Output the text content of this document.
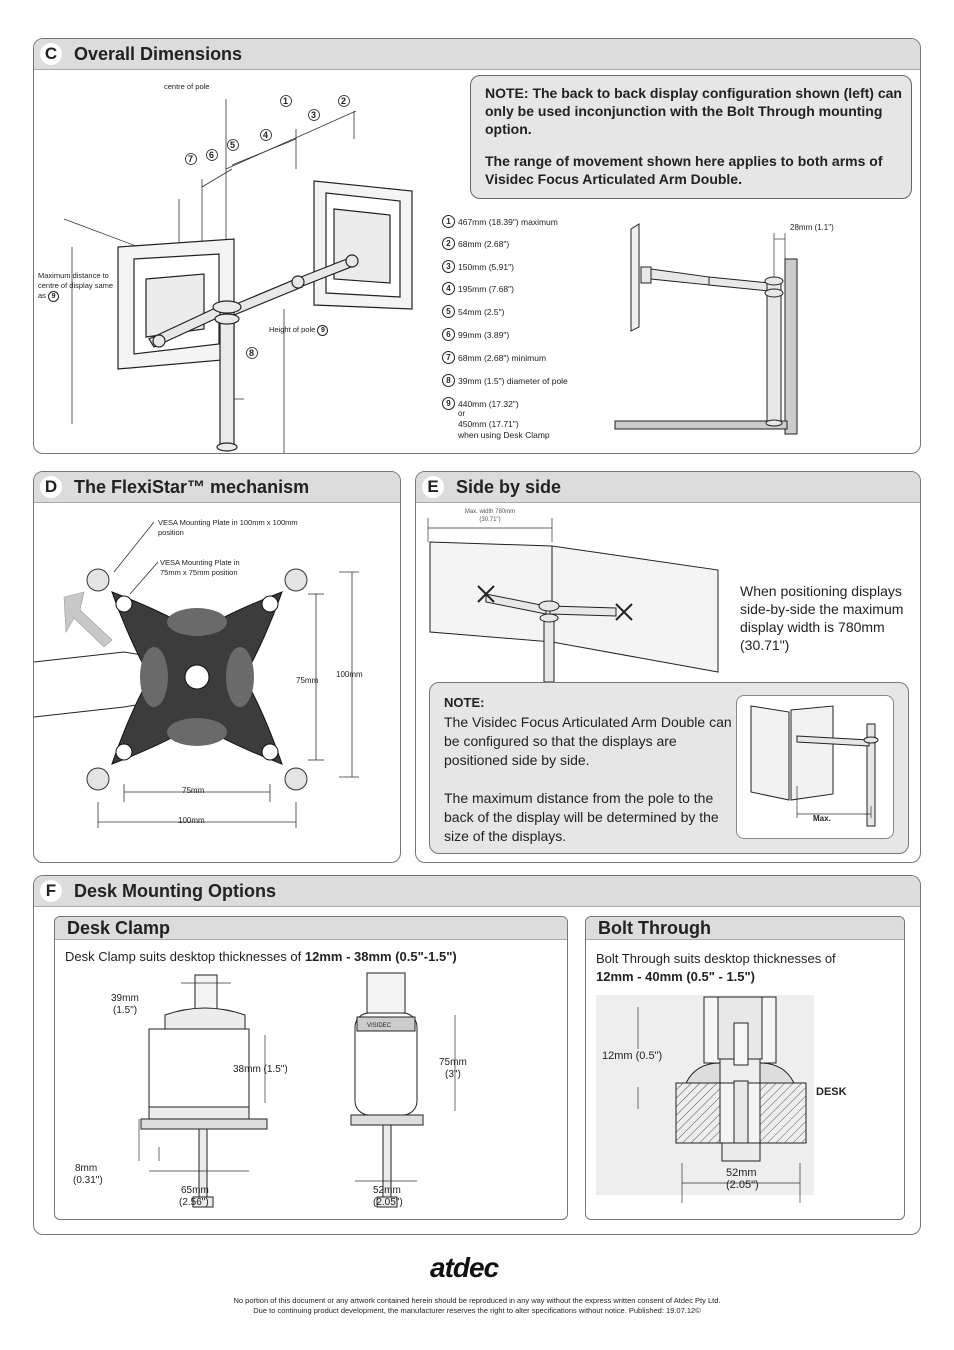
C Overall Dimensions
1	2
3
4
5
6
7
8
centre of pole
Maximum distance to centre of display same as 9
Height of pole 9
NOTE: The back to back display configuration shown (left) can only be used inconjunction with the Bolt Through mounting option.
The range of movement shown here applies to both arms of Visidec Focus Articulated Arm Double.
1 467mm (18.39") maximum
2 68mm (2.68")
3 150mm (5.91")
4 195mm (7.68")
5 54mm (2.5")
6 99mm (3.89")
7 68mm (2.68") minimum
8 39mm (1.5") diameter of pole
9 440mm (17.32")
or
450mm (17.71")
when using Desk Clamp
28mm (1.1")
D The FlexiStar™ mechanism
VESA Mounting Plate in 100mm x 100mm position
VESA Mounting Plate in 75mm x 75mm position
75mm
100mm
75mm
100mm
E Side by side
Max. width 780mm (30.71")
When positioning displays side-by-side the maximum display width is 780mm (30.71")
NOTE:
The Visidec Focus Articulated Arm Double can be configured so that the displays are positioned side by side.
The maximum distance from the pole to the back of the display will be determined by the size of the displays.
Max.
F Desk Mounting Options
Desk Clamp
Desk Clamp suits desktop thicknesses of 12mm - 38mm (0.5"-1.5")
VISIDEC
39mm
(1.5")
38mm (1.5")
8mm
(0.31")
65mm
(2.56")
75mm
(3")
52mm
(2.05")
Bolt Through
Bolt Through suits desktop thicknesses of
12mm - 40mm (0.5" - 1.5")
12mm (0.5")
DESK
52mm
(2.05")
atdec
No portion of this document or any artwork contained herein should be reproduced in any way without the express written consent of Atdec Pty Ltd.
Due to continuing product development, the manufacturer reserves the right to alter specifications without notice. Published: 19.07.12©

__________________________________________________

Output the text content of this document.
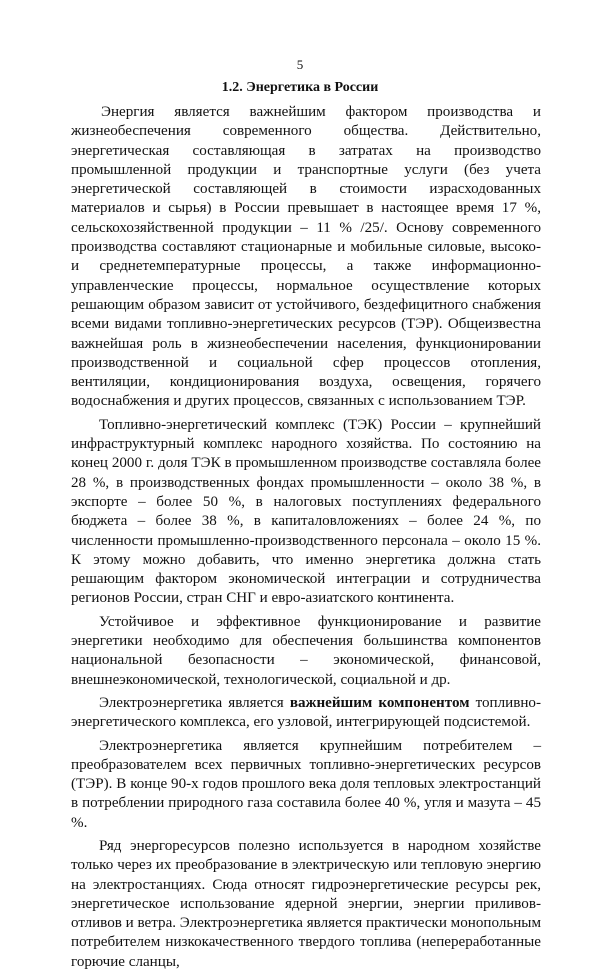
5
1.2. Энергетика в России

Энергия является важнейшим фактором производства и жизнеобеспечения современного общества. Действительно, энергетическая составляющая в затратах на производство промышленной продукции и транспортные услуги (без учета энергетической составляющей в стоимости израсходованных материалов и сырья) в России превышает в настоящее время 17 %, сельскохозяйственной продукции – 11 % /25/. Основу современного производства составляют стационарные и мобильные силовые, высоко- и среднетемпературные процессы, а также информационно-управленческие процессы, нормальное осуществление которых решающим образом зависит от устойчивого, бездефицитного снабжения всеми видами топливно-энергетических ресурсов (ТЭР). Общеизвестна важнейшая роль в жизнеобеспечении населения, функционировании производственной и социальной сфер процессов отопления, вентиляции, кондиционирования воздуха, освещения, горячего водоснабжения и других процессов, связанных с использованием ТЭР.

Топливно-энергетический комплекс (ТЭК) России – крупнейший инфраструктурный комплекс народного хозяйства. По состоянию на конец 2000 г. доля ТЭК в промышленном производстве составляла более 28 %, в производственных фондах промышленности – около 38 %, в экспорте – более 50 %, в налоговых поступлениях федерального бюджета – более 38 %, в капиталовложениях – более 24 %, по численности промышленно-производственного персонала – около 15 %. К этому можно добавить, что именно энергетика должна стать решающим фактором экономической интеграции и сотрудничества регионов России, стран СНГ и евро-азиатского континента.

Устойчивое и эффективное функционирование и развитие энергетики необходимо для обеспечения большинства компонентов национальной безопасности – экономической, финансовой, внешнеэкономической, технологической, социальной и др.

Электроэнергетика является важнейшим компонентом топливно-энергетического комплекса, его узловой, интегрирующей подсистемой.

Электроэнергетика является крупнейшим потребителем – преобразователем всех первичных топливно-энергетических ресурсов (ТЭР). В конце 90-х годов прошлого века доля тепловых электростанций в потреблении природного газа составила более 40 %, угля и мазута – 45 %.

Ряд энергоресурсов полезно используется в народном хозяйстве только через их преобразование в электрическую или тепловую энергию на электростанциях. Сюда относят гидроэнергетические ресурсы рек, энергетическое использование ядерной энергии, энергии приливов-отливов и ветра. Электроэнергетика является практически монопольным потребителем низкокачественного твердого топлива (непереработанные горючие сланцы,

__________________________________________________

Check each line of the data above for the word "Clamp", then state how many lines have it. Give the number alone.

■ WRITTEN ANSWER
3